Text shown –
Lock-free algorithms: The singleton constructor


The first half may be familiar to many (most?) readers, but there’s an interesting exercise at the bottom.

A very useful pattern for the Interlocked* functions is lock-free lazy initialization via Interlocked­Compare­Exchange­Pointer­Release. Yes, that’s a really long function name, but it turns out every part of it important.

Widget *g_pwidCached;

Widget *GetSingletonWidget()
{
 Widget *pwid = g_pwidCached;
 if (!pwid) {
  pwid = new(nothrow) Widget();
  if (pwid) {
   Widget *pwidOld = reinterpret_cast<Widget*>
       (InterlockedCompareExchangePointerRelease(
          &reinterpret_cast<PVOID&>(g_pwidCached),
          pwid, NULL));
   if (pwidOld) {
    delete pwid; // lost the race - destroy the redundant copy
    pwid = pwidOld; // use the old one
   }
  }
 }
 return pwid;
}

This is a double-check lock, but without the locking. Instead of taking lock when doing the initial construction, we just let it be a free-for-all over who gets to create the object. If five threads all reach this code at the same time, sure, let’s create five objects. After everybody creates what they think is the winning object, they called Interlocked­Compare­Exchange­Pointer­Release to attempt to update the global pointer.

The parts of the name of the Interlocked­Compare­Exchange­Pointer­Release function work like this:

  • Interlocked: The operation is atomic. This is important to avoid two threads successfully updating the value of g_pwidCached.
  • Compare: The value in g_pwidCached is compared against NULL.
  • Exchange: If the values are equal, then g_pwidCached is set to pwid. This, combined with the comparison, ensures that only one thread gets to set the value of g_pwidCached.
  • Pointer: The operations are on pointer-sized data.
  • Release: The operation takes place with release semantics. This is important to ensure that the pwid we created is fully-constructed before we publish its pointer to other processors.

This technique is suitable when it’s okay to let multiple threads try to create the singleton (and have all the losers destroy their copy). If creating the singleton is expensive or has unwanted side-effects, then you don’t want to use the free-for-all algorithm.

Bonus reading:

  • One-Time Initialization helper functions save you from having to write all this code yourself. They deal with all the synchronization and memory barrier issues, and support both the one-person-gets-to-initialize and the free-for-all-initialization models.
  • A lazy initialization primitive for .NET provides a C# version of the same.

Okay, now here’s the interesting exercise. This is an actual problem I helped out with, although details have been changed for expository purposes.

We have a data structure which manages a bunch of singleton objects, let’s say that they are instances of a structure called ITEMCONTROLLER and they are keyed by a 32-bit ID. We’re looking for design suggestions on making it thread-safe. The existing code goes like this (pseudocode):

struct ITEMCONTROLLER;
struct SINGLETONINFO {
 DWORD dwId;
 ITEMCONTROLLER *(*pfnCreateController)();
};

class SingletonManager {
public:
 // rgsi is an array that describes how to create the objects.
 // It's a static array, with csi in the range 20 to 50.
 SingletonManager(const SINGLETONINFO *rgsi, UINT csi)

Stored items from a collection:
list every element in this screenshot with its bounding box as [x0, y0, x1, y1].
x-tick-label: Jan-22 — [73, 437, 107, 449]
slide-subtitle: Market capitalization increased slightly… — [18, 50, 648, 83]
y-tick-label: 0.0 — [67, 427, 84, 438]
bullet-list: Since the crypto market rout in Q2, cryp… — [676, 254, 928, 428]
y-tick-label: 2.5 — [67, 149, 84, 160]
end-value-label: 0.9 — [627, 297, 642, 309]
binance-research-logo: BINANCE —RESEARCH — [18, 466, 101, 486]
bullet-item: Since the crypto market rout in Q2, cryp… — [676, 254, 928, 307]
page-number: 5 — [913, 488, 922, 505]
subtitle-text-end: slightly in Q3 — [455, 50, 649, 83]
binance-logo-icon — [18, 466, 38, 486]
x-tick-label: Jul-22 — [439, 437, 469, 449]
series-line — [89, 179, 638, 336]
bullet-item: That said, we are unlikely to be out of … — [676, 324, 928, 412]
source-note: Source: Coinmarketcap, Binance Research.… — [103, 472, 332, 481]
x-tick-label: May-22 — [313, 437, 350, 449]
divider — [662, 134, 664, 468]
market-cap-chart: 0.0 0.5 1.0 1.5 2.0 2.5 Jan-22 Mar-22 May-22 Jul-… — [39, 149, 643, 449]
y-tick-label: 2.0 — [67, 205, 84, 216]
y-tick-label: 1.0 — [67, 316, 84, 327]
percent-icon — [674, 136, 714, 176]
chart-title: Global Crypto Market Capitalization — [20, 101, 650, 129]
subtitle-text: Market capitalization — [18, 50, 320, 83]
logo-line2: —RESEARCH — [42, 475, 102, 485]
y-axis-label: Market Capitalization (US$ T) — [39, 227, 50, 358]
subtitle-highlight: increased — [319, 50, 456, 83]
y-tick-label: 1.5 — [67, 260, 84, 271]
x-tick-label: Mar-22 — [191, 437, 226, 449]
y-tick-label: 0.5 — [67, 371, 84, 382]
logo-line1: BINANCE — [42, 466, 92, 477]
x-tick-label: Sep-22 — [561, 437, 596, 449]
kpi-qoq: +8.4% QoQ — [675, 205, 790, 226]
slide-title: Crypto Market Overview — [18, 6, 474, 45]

Instructions for the task – Can you resume the article on lock-free singleton construction from the point where it stops?

Answer to this task –
               : m_rgsi(rgsi), m_csi(csi),
                 m_rgcs(NULL), m_ccs(0), m_ccsAlloc(0) { }
 ~SingletonManager() { ... }
 ITEMCONTROLLER *Lookup(DWORD dwId);

private:
 struct CREATEDSINGLETON {
  DWORD dwId;
  ITEMCONTROLLER *pic;
 };

private:
 const SINGLETONINFO *m_rgsi;
 int m_csi;

 // Array that describes objects we've created
 CREATEDSINGLETON *m_rgcs;
 int m_ccs;
};

ITEMCONTROLLER *SingletonManager::Lookup(DWORD dwId)
{
 int i;

 // See if we already created one
 for (i = 0; i < m_ccs; i++) {
  if (m_rgcs[i].dwId == dwId)
   return m_rgcs[i].pic;
 }

 // Not yet created - time to create one
 ITEMCONTROLLER *pic;
 for (i = 0; i < m_rgsi; i++) {
  if (m_rgsi[i].dwId == dwId) {
   pic = m_rgsi[i].pfnCreateController();
   break;
  }
 }
 if (pic == NULL) return;

 ... if m_rgcs == NULL then allocate it and update m_ccsAlloc
 ... else realloc it bigger and update m_ccsAlloc

 // append to our array so we can find it next time
 m_rgcs[m_ccs].dwId = dwId;
 m_rgcs[m_ccs].pic  = pic;
 m_ccs++;

 return pic;
}

In words, the SingletonManager takes an array of SINGLETONINFO structures, each of which contains an ID and a function to call to create the object with that ID. To look up an entry, we first check if we already created one; if so, then we just return the existing one. Otherwise, we create the object (using pfnCreateController) and add it to our array of created objects.

Our initial inclination is to put a critical section around the entire Lookup function, but maybe there's something more clever we can do here. Maybe a slim reader-writer lock?

Bonus chatter: Although it's the case on Windows that the plain versions of the interlocked functions impose both acquire and release semantics, other platforms may not follow Windows' lead. In particular, on the XBOX360 platform, the plain versions of the interlocked functions impose neither acquire nor release semantics. I don't know what the rules are for Windows CE.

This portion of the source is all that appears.